:: Supplied data

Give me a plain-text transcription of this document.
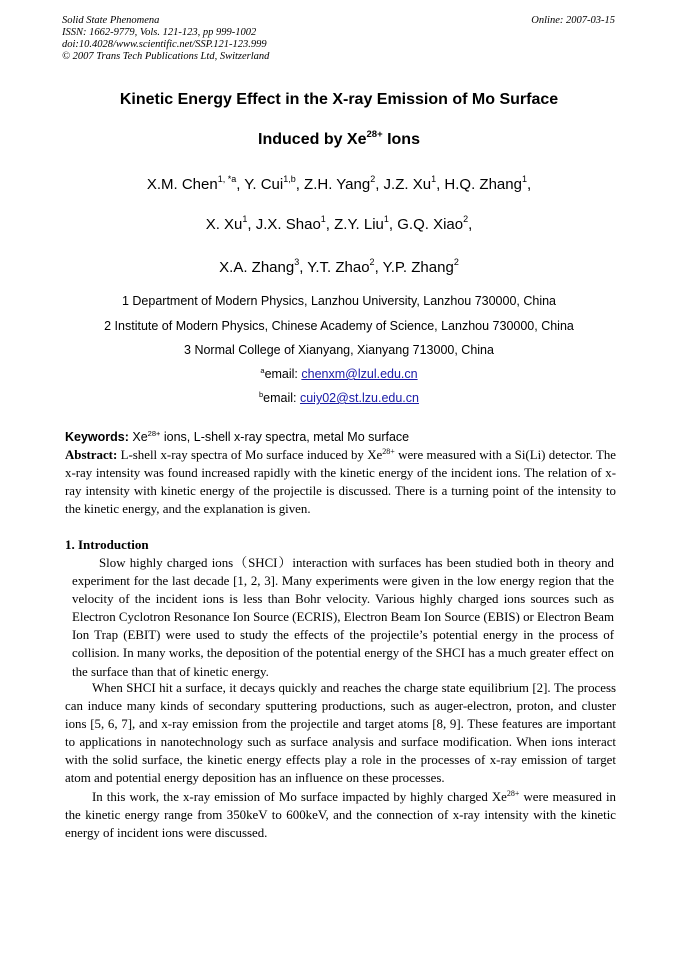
Solid State Phenomena
ISSN: 1662-9779, Vols. 121-123, pp 999-1002
doi:10.4028/www.scientific.net/SSP.121-123.999
© 2007 Trans Tech Publications Ltd, Switzerland
Online: 2007-03-15
Kinetic Energy Effect in the X-ray Emission of Mo Surface
Induced by $Xe^{28+}$ Ions
X.M. Chen$^{1, *a}$, Y. Cui$^{1,b}$, Z.H. Yang$^2$, J.Z. Xu$^1$, H.Q. Zhang$^1$,
X. Xu$^1$, J.X. Shao$^1$, Z.Y. Liu$^1$, G.Q. Xiao$^2$,
X.A. Zhang$^3$, Y.T. Zhao$^2$, Y.P. Zhang$^2$
1 Department of Modern Physics, Lanzhou University, Lanzhou 730000, China
2 Institute of Modern Physics, Chinese Academy of Science, Lanzhou 730000, China
3 Normal College of Xianyang, Xianyang 713000, China
$^a$email: chenxm@lzul.edu.cn
$^b$email: cuiy02@st.lzu.edu.cn
Keywords: $Xe^{28+}$ ions, L-shell x-ray spectra, metal Mo surface
Abstract: L-shell x-ray spectra of Mo surface induced by $Xe^{28+}$ were measured with a Si(Li) detector. The x-ray intensity was found increased rapidly with the kinetic energy of the incident ions. The relation of x-ray intensity with kinetic energy of the projectile is discussed. There is a turning point of the intensity to the kinetic energy, and the explanation is given.
1. Introduction

Slow highly charged ions（SHCI）interaction with surfaces has been studied both in theory and experiment for the last decade [1, 2, 3]. Many experiments were given in the low energy region that the velocity of the incident ions is less than Bohr velocity. Various highly charged ions sources such as Electron Cyclotron Resonance Ion Source (ECRIS), Electron Beam Ion Source (EBIS) or Electron Beam Ion Trap (EBIT) were used to study the effects of the projectile’s potential energy in the process of collision. In many works, the deposition of the potential energy of the SHCI has a much greater effect on the surface than that of kinetic energy.

When SHCI hit a surface, it decays quickly and reaches the charge state equilibrium [2]. The process can induce many kinds of secondary sputtering productions, such as auger-electron, proton, and cluster ions [5, 6, 7], and x-ray emission from the projectile and target atoms [8, 9]. These features are important to applications in nanotechnology such as surface analysis and surface modification. When ions interact with the solid surface, the kinetic energy effects play a role in the processes of x-ray emission of target atom and potential energy deposition has an influence on these processes.

In this work, the x-ray emission of Mo surface impacted by highly charged $Xe^{28+}$ were measured in the kinetic energy range from 350keV to 600keV, and the connection of x-ray intensity with the kinetic energy of incident ions were discussed.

::::

Stated goal>
Where a line above contains the word "Zhang", copy that line.

Solution to this task>
X.M. Chen$^{1, *a}$, Y. Cui$^{1,b}$, Z.H. Yang$^2$, J.Z. Xu$^1$, H.Q. Zhang$^1$,
X.A. Zhang$^3$, Y.T. Zhao$^2$, Y.P. Zhang$^2$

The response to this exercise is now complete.